In addition, we note that an implementer of an SRP requester might
update existing code that creates SRV records or compresses DNS
messages so that it compresses the target of an SRV record. Care
must be taken if such code is used both in requesters and in
authoritative DNS servers that the code only compresses SRV targets
in the case where a requester is generating an SRP Update.
3.2.5.5. Removing Published Services
3.2.5.5.1. Removing All Published Services
To remove all the services registered to a particular hostname, the
SRP requester transmits an SRP Update for that hostname with an
Update Lease option that has a LEASE value of zero. The SRP Update
MUST contain exactly one Host Description Instruction that contains
exactly one "Delete All RRsets From A Name" instruction for the
hostname and no "Add to an RRSet" instructions for that hostname. If
the registration is to be permanently removed, KEY-LEASE SHOULD also
be zero. Otherwise, it SHOULD be set to the same value it had
previously; this holds the name in reserve for when the SRP requester
is once again able to provide the service.
This method of removing services is intended for the case where the
requester is going offline and does not want any of its services to
continue being advertised.
To support this, when removing a hostname, an SRP registrar MUST
remove all service instances pointing to that hostname and all
Service Discovery PTR records pointing to those service instances,
even if the SRP requester doesn't list them explicitly. If the KEY
lease time is nonzero, the SRP registrar MUST NOT delete the KEY
records for these service instances.
3.2.5.5.2. Removing Some Published Services
In some use cases, a requester may need to remove a specific service
instance without removing its other services. For example, a device
may shut down its remote screen access (_rfb._tcp) service while
retaining its command-line login (_ssh._tcp) service. This can be
accomplished in one of two ways:
1. To simply remove a specific service instance, the requester sends
a valid SRP Update with a Service Description Instruction
(Section 3.3.1.2) containing a single "Delete All RRsets From A
Name" update to the service instance name. The SRP Update SHOULD
include Service Discovery Instructions (Section 3.3.1.1)
consisting of "Delete An RR From An RRset" updates [RFC2136] that
delete any Service Discovery PTR records whose target is the
service instance name. However, even in the absence of such
Service Discovery Instructions, the SRP registrar MUST delete any
Service Discovery PTR records that point to the deleted service
instance name.

SHORT TASK 1 | In the SRP text, what LEASE value must the Update Lease option carry when a requester removes all services registered to a hostname?
SHORT TASK 2 | List every section heading in the SRP text, with its section number.
SHORT TASK 3 | Continue the SRP text from its last sentence.

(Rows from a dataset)
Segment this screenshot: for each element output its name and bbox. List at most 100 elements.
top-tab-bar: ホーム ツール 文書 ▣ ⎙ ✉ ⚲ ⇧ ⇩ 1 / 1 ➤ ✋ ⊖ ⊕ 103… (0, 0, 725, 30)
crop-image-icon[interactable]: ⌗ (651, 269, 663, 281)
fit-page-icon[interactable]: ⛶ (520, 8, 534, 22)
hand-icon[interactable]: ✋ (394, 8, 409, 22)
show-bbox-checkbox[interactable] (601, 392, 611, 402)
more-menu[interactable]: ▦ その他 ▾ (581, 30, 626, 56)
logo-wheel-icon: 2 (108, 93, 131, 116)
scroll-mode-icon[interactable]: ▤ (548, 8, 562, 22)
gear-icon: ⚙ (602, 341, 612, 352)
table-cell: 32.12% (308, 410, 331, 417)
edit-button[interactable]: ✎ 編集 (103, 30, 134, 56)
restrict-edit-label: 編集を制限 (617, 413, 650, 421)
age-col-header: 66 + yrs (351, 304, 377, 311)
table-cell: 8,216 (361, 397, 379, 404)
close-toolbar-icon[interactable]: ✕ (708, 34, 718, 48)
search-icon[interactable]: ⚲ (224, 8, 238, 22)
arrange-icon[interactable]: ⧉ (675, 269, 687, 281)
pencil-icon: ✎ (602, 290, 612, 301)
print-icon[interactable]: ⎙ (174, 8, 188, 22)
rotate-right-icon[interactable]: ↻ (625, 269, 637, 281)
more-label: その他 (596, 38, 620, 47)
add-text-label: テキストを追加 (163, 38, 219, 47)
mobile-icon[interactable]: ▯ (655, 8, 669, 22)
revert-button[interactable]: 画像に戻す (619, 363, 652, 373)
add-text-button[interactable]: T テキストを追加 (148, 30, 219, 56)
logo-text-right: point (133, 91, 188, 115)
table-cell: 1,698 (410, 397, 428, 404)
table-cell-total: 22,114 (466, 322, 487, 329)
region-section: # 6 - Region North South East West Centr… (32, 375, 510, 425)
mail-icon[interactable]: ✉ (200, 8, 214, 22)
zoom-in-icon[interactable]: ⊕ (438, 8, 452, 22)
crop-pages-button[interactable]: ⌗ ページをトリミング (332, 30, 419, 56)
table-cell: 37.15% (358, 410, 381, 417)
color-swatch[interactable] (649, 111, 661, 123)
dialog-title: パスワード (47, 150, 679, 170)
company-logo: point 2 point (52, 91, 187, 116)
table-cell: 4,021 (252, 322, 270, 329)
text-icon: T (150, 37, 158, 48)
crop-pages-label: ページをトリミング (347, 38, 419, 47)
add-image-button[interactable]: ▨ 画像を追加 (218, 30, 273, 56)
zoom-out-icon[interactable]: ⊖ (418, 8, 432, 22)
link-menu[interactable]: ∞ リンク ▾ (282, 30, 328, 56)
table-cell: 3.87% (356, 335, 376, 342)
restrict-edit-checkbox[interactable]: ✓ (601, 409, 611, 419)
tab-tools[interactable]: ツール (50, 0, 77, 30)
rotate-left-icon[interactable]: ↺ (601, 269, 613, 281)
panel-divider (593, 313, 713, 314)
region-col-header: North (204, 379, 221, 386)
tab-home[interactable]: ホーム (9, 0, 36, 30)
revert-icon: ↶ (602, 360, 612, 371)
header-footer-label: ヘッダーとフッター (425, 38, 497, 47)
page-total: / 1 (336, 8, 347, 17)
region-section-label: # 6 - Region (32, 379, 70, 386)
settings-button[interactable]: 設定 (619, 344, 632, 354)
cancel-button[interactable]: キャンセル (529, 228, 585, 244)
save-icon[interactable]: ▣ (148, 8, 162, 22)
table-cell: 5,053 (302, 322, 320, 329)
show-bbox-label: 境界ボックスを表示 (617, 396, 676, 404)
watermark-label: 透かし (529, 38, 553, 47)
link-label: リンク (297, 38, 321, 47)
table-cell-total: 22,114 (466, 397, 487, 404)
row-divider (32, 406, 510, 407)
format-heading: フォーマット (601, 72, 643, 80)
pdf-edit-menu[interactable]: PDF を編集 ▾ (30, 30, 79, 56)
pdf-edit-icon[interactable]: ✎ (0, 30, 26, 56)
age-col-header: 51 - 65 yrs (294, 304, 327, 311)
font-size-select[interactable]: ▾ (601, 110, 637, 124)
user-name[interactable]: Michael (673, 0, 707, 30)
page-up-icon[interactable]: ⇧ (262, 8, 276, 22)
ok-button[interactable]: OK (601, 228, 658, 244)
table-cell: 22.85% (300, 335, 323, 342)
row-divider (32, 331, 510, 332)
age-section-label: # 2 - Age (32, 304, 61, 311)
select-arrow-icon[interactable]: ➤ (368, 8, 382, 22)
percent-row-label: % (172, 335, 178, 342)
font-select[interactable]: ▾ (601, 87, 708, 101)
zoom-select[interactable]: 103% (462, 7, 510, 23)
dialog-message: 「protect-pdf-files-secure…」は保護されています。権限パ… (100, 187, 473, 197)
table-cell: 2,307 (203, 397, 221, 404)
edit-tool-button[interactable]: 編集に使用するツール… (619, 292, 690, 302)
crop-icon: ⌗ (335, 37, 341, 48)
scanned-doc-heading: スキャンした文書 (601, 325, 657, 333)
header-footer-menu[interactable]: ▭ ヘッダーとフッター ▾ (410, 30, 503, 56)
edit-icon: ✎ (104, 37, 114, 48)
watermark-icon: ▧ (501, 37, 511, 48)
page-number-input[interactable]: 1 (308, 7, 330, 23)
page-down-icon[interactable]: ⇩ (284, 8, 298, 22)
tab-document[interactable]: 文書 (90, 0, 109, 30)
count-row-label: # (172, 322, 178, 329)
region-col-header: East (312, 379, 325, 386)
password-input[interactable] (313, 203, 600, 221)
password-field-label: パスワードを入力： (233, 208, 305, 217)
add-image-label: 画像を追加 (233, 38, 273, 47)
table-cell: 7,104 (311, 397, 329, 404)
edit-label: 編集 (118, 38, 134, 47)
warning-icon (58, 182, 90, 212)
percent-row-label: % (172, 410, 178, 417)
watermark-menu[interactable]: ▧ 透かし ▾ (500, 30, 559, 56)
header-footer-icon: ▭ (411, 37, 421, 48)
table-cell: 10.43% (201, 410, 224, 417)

TASK OUTPUT 1 | Zero.

TASK OUTPUT 2 |
3.2.5.5. Removing Published Services
3.2.5.5.1. Removing All Published Services
3.2.5.5.2. Removing Some Published Services

TASK OUTPUT 3 |
2. When deleting one service instance while simultaneously creating
a new service instance with a different service instance name, an
alternative is to perform both operations using a single SRP
Update. In this case, the old service is deleted as in the first
alternative. The new service is added, just as it would be in an
update that wasn't deleting the old service. Because both the
removal of the old service and the add of the new service consist
of a valid Service Discovery Instruction and a valid Service
Description Instruction, the update as a whole is a valid SRP
Update and will result in the old service being removed and the
new one added; or, to put it differently, the SRP Update will
result in the old service being replaced by the new service.
It is perhaps worth noting that if a service is being updated without
the service instance name changing (for example, when only the target
port in the SRV record is being updated), then that SRP Update will
look very much like the second alternative above. The PTR record in
the Service Discovery Instruction will be the same for both the
"Delete An RR From An RRset" update and the "Add To An RRset" update
[RFC2136]. Since the removal of the old service and the addition of
the new service are both valid SRP Update operations, the combined
operation is a valid SRP Update operation. The SRP registrar does
not need to include code to recognize this special case and does not
need to take any special actions to handle it correctly.
Whichever of these two alternatives is used, the hostname lease will
be updated with the lease time provided in the SRP update. In
neither of these cases is it permissible to delete the hostname. All
services must point to a hostname. If a hostname is to be deleted,
this must be done using the method described in Section 3.2.5.5.1,
which deletes the hostname and all services that have that hostname
as their target.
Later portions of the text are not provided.